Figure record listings
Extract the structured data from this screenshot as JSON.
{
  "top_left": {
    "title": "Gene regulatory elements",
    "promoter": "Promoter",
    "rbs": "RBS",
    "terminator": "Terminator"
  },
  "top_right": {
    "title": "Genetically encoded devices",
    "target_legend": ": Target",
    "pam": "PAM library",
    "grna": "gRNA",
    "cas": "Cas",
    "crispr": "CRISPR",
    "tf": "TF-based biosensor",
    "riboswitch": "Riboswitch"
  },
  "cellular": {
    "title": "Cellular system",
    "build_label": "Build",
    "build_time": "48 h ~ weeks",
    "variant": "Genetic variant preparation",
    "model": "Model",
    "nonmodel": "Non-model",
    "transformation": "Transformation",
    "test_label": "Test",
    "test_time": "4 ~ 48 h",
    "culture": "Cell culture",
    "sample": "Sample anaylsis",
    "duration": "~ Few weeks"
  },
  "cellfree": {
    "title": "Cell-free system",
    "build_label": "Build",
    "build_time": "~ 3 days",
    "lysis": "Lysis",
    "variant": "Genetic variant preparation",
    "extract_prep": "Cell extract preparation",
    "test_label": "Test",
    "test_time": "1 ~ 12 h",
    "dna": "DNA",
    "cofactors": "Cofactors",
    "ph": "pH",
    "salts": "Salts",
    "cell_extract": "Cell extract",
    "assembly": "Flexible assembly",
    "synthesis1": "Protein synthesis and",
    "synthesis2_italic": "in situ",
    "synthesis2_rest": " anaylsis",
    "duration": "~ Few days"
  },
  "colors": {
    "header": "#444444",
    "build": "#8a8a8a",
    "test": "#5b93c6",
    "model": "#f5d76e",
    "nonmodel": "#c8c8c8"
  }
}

...

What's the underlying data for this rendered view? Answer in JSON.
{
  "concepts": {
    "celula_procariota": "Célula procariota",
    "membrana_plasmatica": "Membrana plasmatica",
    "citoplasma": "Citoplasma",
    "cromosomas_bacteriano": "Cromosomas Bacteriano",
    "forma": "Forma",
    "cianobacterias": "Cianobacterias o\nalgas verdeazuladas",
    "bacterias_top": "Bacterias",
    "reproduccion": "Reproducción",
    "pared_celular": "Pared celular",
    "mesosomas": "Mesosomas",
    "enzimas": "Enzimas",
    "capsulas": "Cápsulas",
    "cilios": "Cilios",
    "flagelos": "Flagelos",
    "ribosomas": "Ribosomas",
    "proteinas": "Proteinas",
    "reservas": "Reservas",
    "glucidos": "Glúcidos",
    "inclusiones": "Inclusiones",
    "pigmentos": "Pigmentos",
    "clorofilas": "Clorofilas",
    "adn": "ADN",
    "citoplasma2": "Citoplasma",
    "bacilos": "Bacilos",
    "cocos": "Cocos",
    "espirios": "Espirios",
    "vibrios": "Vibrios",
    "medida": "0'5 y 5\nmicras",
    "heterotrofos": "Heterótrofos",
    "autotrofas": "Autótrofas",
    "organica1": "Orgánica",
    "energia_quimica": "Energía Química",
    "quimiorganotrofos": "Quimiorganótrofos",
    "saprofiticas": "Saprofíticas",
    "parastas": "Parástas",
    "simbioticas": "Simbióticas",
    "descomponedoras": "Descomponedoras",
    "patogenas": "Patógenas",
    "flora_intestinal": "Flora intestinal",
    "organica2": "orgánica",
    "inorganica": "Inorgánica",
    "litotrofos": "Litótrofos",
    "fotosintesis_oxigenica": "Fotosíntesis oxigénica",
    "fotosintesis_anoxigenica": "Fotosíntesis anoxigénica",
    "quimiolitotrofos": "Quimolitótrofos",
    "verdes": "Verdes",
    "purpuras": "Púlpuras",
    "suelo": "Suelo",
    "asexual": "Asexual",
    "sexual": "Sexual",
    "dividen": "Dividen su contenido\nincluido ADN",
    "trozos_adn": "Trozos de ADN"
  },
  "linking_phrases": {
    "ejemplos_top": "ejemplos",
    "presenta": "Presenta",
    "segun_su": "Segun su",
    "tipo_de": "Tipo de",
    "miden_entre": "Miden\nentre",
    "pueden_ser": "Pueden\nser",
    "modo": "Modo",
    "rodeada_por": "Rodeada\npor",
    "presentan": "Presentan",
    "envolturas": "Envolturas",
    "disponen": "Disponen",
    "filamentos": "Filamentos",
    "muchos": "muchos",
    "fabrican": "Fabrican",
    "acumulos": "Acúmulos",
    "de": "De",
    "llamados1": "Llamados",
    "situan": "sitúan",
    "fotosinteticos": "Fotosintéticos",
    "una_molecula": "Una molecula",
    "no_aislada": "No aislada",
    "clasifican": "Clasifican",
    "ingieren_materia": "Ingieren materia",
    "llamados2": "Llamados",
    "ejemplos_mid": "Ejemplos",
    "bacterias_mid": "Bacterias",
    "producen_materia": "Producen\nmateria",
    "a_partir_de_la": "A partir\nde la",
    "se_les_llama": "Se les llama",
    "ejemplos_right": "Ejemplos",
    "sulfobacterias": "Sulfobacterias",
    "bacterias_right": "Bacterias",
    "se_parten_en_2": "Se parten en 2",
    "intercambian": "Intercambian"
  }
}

#### Problem to solve
Where a line of the entries above holds the word "system", return that line.

#### Written answer
    "title": "Cellular system",
    "title": "Cell-free system",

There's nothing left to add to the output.